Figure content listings
★ ★ ★ ★ ★ ★ ★

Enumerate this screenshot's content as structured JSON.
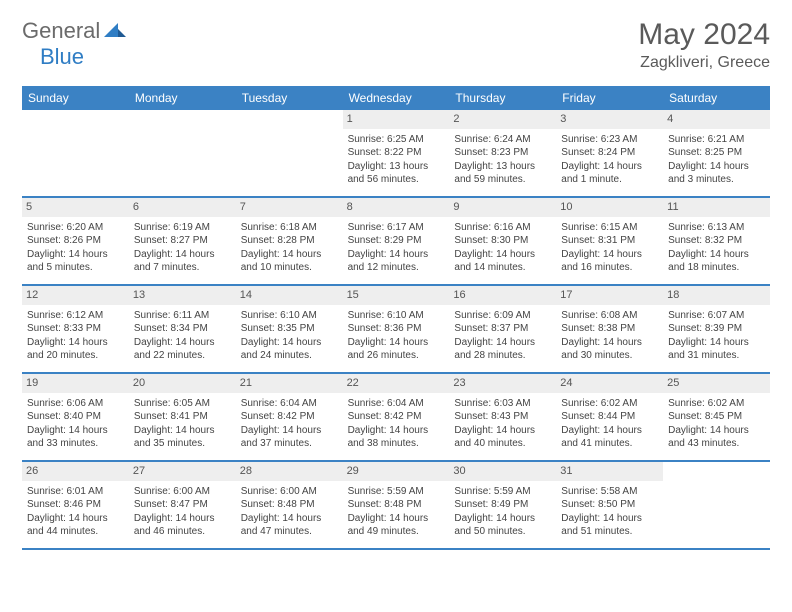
{
  "logo": {
    "text1": "General",
    "text2": "Blue"
  },
  "title": "May 2024",
  "location": "Zagkliveri, Greece",
  "header_bg": "#3b82c4",
  "row_border": "#3b82c4",
  "daynum_bg": "#eeeeee",
  "weekdays": [
    "Sunday",
    "Monday",
    "Tuesday",
    "Wednesday",
    "Thursday",
    "Friday",
    "Saturday"
  ],
  "weeks": [
    [
      null,
      null,
      null,
      {
        "n": "1",
        "sr": "6:25 AM",
        "ss": "8:22 PM",
        "dl": "13 hours and 56 minutes."
      },
      {
        "n": "2",
        "sr": "6:24 AM",
        "ss": "8:23 PM",
        "dl": "13 hours and 59 minutes."
      },
      {
        "n": "3",
        "sr": "6:23 AM",
        "ss": "8:24 PM",
        "dl": "14 hours and 1 minute."
      },
      {
        "n": "4",
        "sr": "6:21 AM",
        "ss": "8:25 PM",
        "dl": "14 hours and 3 minutes."
      }
    ],
    [
      {
        "n": "5",
        "sr": "6:20 AM",
        "ss": "8:26 PM",
        "dl": "14 hours and 5 minutes."
      },
      {
        "n": "6",
        "sr": "6:19 AM",
        "ss": "8:27 PM",
        "dl": "14 hours and 7 minutes."
      },
      {
        "n": "7",
        "sr": "6:18 AM",
        "ss": "8:28 PM",
        "dl": "14 hours and 10 minutes."
      },
      {
        "n": "8",
        "sr": "6:17 AM",
        "ss": "8:29 PM",
        "dl": "14 hours and 12 minutes."
      },
      {
        "n": "9",
        "sr": "6:16 AM",
        "ss": "8:30 PM",
        "dl": "14 hours and 14 minutes."
      },
      {
        "n": "10",
        "sr": "6:15 AM",
        "ss": "8:31 PM",
        "dl": "14 hours and 16 minutes."
      },
      {
        "n": "11",
        "sr": "6:13 AM",
        "ss": "8:32 PM",
        "dl": "14 hours and 18 minutes."
      }
    ],
    [
      {
        "n": "12",
        "sr": "6:12 AM",
        "ss": "8:33 PM",
        "dl": "14 hours and 20 minutes."
      },
      {
        "n": "13",
        "sr": "6:11 AM",
        "ss": "8:34 PM",
        "dl": "14 hours and 22 minutes."
      },
      {
        "n": "14",
        "sr": "6:10 AM",
        "ss": "8:35 PM",
        "dl": "14 hours and 24 minutes."
      },
      {
        "n": "15",
        "sr": "6:10 AM",
        "ss": "8:36 PM",
        "dl": "14 hours and 26 minutes."
      },
      {
        "n": "16",
        "sr": "6:09 AM",
        "ss": "8:37 PM",
        "dl": "14 hours and 28 minutes."
      },
      {
        "n": "17",
        "sr": "6:08 AM",
        "ss": "8:38 PM",
        "dl": "14 hours and 30 minutes."
      },
      {
        "n": "18",
        "sr": "6:07 AM",
        "ss": "8:39 PM",
        "dl": "14 hours and 31 minutes."
      }
    ],
    [
      {
        "n": "19",
        "sr": "6:06 AM",
        "ss": "8:40 PM",
        "dl": "14 hours and 33 minutes."
      },
      {
        "n": "20",
        "sr": "6:05 AM",
        "ss": "8:41 PM",
        "dl": "14 hours and 35 minutes."
      },
      {
        "n": "21",
        "sr": "6:04 AM",
        "ss": "8:42 PM",
        "dl": "14 hours and 37 minutes."
      },
      {
        "n": "22",
        "sr": "6:04 AM",
        "ss": "8:42 PM",
        "dl": "14 hours and 38 minutes."
      },
      {
        "n": "23",
        "sr": "6:03 AM",
        "ss": "8:43 PM",
        "dl": "14 hours and 40 minutes."
      },
      {
        "n": "24",
        "sr": "6:02 AM",
        "ss": "8:44 PM",
        "dl": "14 hours and 41 minutes."
      },
      {
        "n": "25",
        "sr": "6:02 AM",
        "ss": "8:45 PM",
        "dl": "14 hours and 43 minutes."
      }
    ],
    [
      {
        "n": "26",
        "sr": "6:01 AM",
        "ss": "8:46 PM",
        "dl": "14 hours and 44 minutes."
      },
      {
        "n": "27",
        "sr": "6:00 AM",
        "ss": "8:47 PM",
        "dl": "14 hours and 46 minutes."
      },
      {
        "n": "28",
        "sr": "6:00 AM",
        "ss": "8:48 PM",
        "dl": "14 hours and 47 minutes."
      },
      {
        "n": "29",
        "sr": "5:59 AM",
        "ss": "8:48 PM",
        "dl": "14 hours and 49 minutes."
      },
      {
        "n": "30",
        "sr": "5:59 AM",
        "ss": "8:49 PM",
        "dl": "14 hours and 50 minutes."
      },
      {
        "n": "31",
        "sr": "5:58 AM",
        "ss": "8:50 PM",
        "dl": "14 hours and 51 minutes."
      },
      null
    ]
  ],
  "labels": {
    "sunrise": "Sunrise:",
    "sunset": "Sunset:",
    "daylight": "Daylight:"
  }
}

★ ★ ★ ★ ★ ★ ★

__TASK PROMPT__. Images in the data above are to be skipped. Retype all other material exactly.

__RESPONSE TO THIS EXERCISE__.
Enumerate this screenshot's content as structured JSON.
{
  "logo": {
    "text1": "General",
    "text2": "Blue"
  },
  "title": "May 2024",
  "location": "Zagkliveri, Greece",
  "header_bg": "#3b82c4",
  "row_border": "#3b82c4",
  "daynum_bg": "#eeeeee",
  "weekdays": [
    "Sunday",
    "Monday",
    "Tuesday",
    "Wednesday",
    "Thursday",
    "Friday",
    "Saturday"
  ],
  "weeks": [
    [
      null,
      null,
      null,
      {
        "n": "1",
        "sr": "6:25 AM",
        "ss": "8:22 PM",
        "dl": "13 hours and 56 minutes."
      },
      {
        "n": "2",
        "sr": "6:24 AM",
        "ss": "8:23 PM",
        "dl": "13 hours and 59 minutes."
      },
      {
        "n": "3",
        "sr": "6:23 AM",
        "ss": "8:24 PM",
        "dl": "14 hours and 1 minute."
      },
      {
        "n": "4",
        "sr": "6:21 AM",
        "ss": "8:25 PM",
        "dl": "14 hours and 3 minutes."
      }
    ],
    [
      {
        "n": "5",
        "sr": "6:20 AM",
        "ss": "8:26 PM",
        "dl": "14 hours and 5 minutes."
      },
      {
        "n": "6",
        "sr": "6:19 AM",
        "ss": "8:27 PM",
        "dl": "14 hours and 7 minutes."
      },
      {
        "n": "7",
        "sr": "6:18 AM",
        "ss": "8:28 PM",
        "dl": "14 hours and 10 minutes."
      },
      {
        "n": "8",
        "sr": "6:17 AM",
        "ss": "8:29 PM",
        "dl": "14 hours and 12 minutes."
      },
      {
        "n": "9",
        "sr": "6:16 AM",
        "ss": "8:30 PM",
        "dl": "14 hours and 14 minutes."
      },
      {
        "n": "10",
        "sr": "6:15 AM",
        "ss": "8:31 PM",
        "dl": "14 hours and 16 minutes."
      },
      {
        "n": "11",
        "sr": "6:13 AM",
        "ss": "8:32 PM",
        "dl": "14 hours and 18 minutes."
      }
    ],
    [
      {
        "n": "12",
        "sr": "6:12 AM",
        "ss": "8:33 PM",
        "dl": "14 hours and 20 minutes."
      },
      {
        "n": "13",
        "sr": "6:11 AM",
        "ss": "8:34 PM",
        "dl": "14 hours and 22 minutes."
      },
      {
        "n": "14",
        "sr": "6:10 AM",
        "ss": "8:35 PM",
        "dl": "14 hours and 24 minutes."
      },
      {
        "n": "15",
        "sr": "6:10 AM",
        "ss": "8:36 PM",
        "dl": "14 hours and 26 minutes."
      },
      {
        "n": "16",
        "sr": "6:09 AM",
        "ss": "8:37 PM",
        "dl": "14 hours and 28 minutes."
      },
      {
        "n": "17",
        "sr": "6:08 AM",
        "ss": "8:38 PM",
        "dl": "14 hours and 30 minutes."
      },
      {
        "n": "18",
        "sr": "6:07 AM",
        "ss": "8:39 PM",
        "dl": "14 hours and 31 minutes."
      }
    ],
    [
      {
        "n": "19",
        "sr": "6:06 AM",
        "ss": "8:40 PM",
        "dl": "14 hours and 33 minutes."
      },
      {
        "n": "20",
        "sr": "6:05 AM",
        "ss": "8:41 PM",
        "dl": "14 hours and 35 minutes."
      },
      {
        "n": "21",
        "sr": "6:04 AM",
        "ss": "8:42 PM",
        "dl": "14 hours and 37 minutes."
      },
      {
        "n": "22",
        "sr": "6:04 AM",
        "ss": "8:42 PM",
        "dl": "14 hours and 38 minutes."
      },
      {
        "n": "23",
        "sr": "6:03 AM",
        "ss": "8:43 PM",
        "dl": "14 hours and 40 minutes."
      },
      {
        "n": "24",
        "sr": "6:02 AM",
        "ss": "8:44 PM",
        "dl": "14 hours and 41 minutes."
      },
      {
        "n": "25",
        "sr": "6:02 AM",
        "ss": "8:45 PM",
        "dl": "14 hours and 43 minutes."
      }
    ],
    [
      {
        "n": "26",
        "sr": "6:01 AM",
        "ss": "8:46 PM",
        "dl": "14 hours and 44 minutes."
      },
      {
        "n": "27",
        "sr": "6:00 AM",
        "ss": "8:47 PM",
        "dl": "14 hours and 46 minutes."
      },
      {
        "n": "28",
        "sr": "6:00 AM",
        "ss": "8:48 PM",
        "dl": "14 hours and 47 minutes."
      },
      {
        "n": "29",
        "sr": "5:59 AM",
        "ss": "8:48 PM",
        "dl": "14 hours and 49 minutes."
      },
      {
        "n": "30",
        "sr": "5:59 AM",
        "ss": "8:49 PM",
        "dl": "14 hours and 50 minutes."
      },
      {
        "n": "31",
        "sr": "5:58 AM",
        "ss": "8:50 PM",
        "dl": "14 hours and 51 minutes."
      },
      null
    ]
  ],
  "labels": {
    "sunrise": "Sunrise:",
    "sunset": "Sunset:",
    "daylight": "Daylight:"
  }
}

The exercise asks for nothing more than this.